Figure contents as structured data
+ + +

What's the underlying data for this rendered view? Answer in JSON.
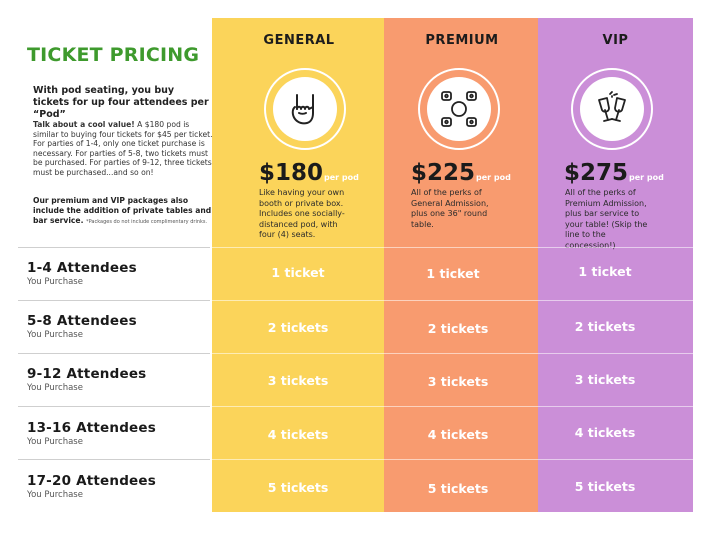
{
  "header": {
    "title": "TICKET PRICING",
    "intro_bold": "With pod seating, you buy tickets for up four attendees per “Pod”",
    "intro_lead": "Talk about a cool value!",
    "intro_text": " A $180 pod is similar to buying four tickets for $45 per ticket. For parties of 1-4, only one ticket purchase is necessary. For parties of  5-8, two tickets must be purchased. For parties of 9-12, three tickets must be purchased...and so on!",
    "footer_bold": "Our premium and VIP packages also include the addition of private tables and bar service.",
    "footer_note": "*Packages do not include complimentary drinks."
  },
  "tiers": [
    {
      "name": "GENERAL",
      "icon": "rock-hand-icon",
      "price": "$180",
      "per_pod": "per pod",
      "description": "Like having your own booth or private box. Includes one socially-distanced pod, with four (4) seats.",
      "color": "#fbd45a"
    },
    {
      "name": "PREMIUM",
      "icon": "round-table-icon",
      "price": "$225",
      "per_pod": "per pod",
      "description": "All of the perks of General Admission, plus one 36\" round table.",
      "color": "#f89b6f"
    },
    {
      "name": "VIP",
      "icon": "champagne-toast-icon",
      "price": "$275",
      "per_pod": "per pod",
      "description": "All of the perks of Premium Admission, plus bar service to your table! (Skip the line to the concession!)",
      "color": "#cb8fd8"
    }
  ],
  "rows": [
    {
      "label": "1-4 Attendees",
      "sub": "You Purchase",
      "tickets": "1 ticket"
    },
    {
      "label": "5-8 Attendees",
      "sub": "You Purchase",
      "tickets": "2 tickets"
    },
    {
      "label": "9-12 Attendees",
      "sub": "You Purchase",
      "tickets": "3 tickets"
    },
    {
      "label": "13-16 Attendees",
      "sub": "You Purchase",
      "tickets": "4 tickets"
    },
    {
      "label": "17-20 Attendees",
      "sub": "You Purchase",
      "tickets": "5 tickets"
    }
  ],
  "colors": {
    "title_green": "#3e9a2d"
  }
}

+ + +

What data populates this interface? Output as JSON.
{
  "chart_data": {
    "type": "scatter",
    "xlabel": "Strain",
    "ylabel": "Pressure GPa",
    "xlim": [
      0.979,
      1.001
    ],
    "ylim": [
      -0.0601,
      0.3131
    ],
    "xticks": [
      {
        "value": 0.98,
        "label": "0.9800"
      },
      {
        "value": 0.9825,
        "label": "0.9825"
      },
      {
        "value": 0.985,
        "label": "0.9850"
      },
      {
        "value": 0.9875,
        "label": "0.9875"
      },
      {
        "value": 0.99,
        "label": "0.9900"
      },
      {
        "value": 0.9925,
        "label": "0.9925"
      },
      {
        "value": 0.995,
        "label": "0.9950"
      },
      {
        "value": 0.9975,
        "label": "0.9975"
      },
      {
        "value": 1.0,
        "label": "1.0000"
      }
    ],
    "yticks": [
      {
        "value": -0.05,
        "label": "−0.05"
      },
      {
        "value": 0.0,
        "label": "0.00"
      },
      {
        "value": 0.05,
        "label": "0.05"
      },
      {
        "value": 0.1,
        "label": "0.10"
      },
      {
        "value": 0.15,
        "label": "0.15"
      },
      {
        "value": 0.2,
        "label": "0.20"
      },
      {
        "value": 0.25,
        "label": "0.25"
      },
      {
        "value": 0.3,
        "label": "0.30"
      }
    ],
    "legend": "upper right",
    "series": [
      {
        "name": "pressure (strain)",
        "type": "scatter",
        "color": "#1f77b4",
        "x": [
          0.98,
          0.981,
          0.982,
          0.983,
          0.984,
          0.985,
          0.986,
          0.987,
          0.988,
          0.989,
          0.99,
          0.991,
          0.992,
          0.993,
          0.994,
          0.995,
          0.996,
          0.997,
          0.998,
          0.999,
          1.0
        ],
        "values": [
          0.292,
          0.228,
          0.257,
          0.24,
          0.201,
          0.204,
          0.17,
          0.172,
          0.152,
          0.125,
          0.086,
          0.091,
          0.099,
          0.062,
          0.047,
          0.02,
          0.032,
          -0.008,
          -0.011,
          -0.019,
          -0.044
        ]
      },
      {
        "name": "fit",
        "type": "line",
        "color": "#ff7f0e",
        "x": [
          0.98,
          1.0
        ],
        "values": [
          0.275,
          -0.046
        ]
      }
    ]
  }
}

+ + +

### PROMPT
Scan the data above and copy every line with "four" in it.

### FULL RESPONSE
    "intro_bold": "With pod seating, you buy tickets for up four attendees per “Pod”",
    "intro_text": " A $180 pod is similar to buying four tickets for $45 per ticket. For parties of 1-4, only one ticket purchase is necessary. For parties of  5-8, two tickets must be purchased. For parties of 9-12, three tickets must be purchased...and so on!",
      "description": "Like having your own booth or private box. Includes one socially-distanced pod, with four (4) seats.",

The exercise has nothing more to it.